═════ PROVIDED RECORDS

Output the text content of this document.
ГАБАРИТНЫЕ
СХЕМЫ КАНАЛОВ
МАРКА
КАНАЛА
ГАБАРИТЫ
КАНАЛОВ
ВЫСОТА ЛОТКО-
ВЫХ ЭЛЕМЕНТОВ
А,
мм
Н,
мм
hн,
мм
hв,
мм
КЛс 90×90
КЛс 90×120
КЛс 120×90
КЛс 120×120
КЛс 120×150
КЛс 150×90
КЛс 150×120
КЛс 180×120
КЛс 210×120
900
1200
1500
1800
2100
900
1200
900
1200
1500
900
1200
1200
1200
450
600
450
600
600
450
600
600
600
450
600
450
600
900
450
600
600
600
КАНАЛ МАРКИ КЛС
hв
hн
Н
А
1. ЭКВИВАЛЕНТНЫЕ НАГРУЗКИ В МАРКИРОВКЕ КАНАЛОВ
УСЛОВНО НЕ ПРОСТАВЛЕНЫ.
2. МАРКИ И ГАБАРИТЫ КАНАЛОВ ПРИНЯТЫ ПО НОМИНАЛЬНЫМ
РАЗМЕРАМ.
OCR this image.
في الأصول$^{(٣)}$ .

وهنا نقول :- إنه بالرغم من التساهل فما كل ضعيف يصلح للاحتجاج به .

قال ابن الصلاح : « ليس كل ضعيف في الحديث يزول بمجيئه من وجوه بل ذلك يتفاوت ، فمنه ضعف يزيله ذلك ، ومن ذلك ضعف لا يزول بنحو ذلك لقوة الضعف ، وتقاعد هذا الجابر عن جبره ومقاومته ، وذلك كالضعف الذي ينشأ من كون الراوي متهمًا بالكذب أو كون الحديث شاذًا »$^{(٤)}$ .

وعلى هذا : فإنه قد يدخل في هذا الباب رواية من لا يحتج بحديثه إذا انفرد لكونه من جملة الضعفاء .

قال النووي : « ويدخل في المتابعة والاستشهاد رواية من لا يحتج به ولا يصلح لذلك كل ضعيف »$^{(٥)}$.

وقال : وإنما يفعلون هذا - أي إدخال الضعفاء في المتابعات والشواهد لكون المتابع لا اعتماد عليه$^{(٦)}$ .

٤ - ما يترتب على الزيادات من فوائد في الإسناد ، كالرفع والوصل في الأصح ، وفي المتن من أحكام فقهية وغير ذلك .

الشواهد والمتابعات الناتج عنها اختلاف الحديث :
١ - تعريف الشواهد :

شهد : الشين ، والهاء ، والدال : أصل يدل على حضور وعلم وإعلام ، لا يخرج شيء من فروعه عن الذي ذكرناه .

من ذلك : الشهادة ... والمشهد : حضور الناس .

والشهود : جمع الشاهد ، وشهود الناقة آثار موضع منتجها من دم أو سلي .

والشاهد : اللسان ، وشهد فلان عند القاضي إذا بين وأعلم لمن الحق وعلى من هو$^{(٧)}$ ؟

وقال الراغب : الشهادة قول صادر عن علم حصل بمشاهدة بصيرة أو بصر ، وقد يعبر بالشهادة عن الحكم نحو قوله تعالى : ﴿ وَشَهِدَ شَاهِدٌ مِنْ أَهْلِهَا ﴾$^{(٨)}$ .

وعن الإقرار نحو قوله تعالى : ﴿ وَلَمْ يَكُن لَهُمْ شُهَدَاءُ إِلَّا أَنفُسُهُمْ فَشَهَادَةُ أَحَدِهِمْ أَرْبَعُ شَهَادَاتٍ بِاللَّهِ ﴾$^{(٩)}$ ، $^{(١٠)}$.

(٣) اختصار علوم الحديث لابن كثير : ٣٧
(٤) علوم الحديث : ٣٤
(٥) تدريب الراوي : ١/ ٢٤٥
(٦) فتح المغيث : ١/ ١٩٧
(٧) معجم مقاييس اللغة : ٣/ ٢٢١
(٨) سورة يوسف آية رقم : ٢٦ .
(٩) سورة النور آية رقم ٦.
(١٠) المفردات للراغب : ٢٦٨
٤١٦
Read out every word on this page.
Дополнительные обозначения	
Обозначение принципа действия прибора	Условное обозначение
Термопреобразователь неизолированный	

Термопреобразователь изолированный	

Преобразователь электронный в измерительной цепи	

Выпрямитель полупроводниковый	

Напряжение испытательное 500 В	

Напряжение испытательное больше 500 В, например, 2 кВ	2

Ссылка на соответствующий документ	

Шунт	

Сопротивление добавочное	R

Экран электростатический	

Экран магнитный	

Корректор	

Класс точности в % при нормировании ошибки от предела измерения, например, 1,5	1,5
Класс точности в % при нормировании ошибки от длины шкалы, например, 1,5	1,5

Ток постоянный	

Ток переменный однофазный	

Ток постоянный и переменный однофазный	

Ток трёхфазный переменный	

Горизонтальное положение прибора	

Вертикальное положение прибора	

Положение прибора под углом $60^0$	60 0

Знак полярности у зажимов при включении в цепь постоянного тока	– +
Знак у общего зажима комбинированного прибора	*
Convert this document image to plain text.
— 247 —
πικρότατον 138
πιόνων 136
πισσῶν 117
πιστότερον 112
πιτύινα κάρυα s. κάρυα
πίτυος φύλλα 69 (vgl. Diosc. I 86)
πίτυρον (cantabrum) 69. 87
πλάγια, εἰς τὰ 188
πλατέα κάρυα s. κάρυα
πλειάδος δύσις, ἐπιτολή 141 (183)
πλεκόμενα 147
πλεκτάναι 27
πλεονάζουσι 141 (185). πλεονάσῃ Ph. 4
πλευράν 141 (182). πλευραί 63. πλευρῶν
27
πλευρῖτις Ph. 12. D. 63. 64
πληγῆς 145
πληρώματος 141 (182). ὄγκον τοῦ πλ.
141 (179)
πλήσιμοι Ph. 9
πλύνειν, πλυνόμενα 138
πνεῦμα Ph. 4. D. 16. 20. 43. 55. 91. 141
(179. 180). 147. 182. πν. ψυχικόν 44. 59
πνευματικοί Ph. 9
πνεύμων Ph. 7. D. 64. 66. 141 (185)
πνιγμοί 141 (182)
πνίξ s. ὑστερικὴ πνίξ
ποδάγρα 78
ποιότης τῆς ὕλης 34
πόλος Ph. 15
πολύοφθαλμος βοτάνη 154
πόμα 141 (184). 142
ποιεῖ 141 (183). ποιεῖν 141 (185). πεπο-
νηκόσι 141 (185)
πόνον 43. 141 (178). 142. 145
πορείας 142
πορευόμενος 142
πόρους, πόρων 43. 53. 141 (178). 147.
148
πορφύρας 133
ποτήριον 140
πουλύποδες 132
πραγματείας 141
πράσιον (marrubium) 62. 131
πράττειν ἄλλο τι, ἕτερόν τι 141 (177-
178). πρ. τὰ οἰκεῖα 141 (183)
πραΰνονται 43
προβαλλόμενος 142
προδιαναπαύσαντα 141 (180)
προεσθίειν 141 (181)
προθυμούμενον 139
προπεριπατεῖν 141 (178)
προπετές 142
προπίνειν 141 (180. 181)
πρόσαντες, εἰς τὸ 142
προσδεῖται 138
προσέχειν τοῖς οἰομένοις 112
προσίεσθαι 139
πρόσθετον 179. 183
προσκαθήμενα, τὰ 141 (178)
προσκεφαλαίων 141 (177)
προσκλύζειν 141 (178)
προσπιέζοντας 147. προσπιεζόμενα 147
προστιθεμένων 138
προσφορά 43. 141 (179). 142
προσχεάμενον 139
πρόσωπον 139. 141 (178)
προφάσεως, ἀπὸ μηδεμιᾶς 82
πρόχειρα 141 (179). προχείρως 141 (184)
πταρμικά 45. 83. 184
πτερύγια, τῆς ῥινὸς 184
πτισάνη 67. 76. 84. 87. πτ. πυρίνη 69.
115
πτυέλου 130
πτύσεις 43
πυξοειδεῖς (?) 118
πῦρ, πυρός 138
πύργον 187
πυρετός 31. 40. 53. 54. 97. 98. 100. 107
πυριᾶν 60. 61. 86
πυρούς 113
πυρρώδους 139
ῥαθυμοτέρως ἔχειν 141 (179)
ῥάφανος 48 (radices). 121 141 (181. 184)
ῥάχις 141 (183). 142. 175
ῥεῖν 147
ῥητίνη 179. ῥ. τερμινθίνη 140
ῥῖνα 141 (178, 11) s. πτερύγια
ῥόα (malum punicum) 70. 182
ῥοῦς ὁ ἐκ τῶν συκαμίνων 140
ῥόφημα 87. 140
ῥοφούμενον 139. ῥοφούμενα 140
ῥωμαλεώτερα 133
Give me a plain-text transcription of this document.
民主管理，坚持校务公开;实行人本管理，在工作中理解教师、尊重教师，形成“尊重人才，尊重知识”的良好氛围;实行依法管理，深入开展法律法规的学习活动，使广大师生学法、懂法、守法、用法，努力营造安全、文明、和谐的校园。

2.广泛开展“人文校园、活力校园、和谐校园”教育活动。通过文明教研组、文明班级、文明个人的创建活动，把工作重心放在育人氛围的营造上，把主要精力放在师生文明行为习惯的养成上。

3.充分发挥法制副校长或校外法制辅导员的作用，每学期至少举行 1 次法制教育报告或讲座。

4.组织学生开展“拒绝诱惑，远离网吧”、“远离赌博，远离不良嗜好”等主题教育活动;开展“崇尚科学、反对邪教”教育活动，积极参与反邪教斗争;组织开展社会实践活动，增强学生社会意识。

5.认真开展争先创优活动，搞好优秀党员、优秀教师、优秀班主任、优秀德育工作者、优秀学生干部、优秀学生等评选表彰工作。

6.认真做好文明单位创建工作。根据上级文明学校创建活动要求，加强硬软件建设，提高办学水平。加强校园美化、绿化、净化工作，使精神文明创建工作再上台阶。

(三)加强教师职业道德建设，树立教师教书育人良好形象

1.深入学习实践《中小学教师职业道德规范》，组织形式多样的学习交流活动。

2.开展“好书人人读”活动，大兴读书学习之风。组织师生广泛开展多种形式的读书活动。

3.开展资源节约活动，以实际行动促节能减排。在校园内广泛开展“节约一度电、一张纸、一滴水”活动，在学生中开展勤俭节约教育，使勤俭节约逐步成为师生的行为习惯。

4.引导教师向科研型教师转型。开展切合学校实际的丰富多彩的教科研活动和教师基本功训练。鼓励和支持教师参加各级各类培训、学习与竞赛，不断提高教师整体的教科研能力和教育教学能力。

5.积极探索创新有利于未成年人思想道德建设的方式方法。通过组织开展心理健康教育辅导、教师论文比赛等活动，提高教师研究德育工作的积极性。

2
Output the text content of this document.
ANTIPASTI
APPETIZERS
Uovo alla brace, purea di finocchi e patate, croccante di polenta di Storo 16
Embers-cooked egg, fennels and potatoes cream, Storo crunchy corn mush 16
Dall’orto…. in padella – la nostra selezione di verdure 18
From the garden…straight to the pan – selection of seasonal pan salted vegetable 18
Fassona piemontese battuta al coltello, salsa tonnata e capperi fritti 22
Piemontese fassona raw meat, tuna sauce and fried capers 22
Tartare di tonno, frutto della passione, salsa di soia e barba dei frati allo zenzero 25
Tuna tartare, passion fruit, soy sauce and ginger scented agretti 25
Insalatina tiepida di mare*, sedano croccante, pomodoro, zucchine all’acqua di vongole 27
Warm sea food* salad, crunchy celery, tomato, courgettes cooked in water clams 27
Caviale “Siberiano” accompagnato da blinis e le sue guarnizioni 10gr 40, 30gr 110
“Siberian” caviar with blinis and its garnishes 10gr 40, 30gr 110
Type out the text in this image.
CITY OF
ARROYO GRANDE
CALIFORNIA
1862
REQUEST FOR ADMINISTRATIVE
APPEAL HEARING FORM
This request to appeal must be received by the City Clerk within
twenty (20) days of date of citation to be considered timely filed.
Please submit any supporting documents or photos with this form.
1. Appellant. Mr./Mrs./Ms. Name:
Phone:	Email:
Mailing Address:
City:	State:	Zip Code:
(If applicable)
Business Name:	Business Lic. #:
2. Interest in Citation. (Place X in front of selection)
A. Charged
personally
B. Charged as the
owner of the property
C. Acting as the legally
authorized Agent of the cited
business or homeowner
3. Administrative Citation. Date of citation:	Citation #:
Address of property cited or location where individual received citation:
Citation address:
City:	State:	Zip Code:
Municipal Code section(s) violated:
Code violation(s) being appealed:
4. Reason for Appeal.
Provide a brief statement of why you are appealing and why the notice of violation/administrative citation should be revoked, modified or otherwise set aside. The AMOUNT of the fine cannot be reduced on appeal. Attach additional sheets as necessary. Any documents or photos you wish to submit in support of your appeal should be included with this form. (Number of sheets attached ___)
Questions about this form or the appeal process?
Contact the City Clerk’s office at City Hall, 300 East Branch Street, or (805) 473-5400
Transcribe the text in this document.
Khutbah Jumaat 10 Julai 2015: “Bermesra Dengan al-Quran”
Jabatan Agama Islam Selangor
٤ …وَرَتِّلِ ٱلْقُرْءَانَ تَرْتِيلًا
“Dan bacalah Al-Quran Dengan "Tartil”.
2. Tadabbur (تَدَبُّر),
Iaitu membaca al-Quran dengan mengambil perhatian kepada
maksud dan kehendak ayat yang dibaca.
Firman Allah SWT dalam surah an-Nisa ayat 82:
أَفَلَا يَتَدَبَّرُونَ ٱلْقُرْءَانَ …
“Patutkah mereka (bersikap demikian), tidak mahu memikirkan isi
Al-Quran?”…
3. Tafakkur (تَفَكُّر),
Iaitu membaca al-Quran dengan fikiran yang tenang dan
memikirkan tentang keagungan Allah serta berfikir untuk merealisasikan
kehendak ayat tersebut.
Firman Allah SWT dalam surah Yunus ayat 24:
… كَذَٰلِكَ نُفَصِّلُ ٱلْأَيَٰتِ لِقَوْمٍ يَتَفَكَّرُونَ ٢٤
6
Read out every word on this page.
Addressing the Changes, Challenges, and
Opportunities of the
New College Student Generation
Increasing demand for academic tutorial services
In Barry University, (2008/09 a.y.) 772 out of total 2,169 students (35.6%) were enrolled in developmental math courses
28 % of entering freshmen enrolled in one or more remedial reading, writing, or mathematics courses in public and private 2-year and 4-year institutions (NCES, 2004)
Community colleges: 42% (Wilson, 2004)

══════════

**WHAT THIS TASK INVOLVES:**
Among the lines of the material, find those that hold the word "прибора" and copy them.

**COMPLETE RESPONSE:**
Обозначение принципа действия прибора	Условное обозначение
Горизонтальное положение прибора	
Вертикальное положение прибора	
Положение прибора под углом $60^0$	60 0
Знак у общего зажима комбинированного прибора	*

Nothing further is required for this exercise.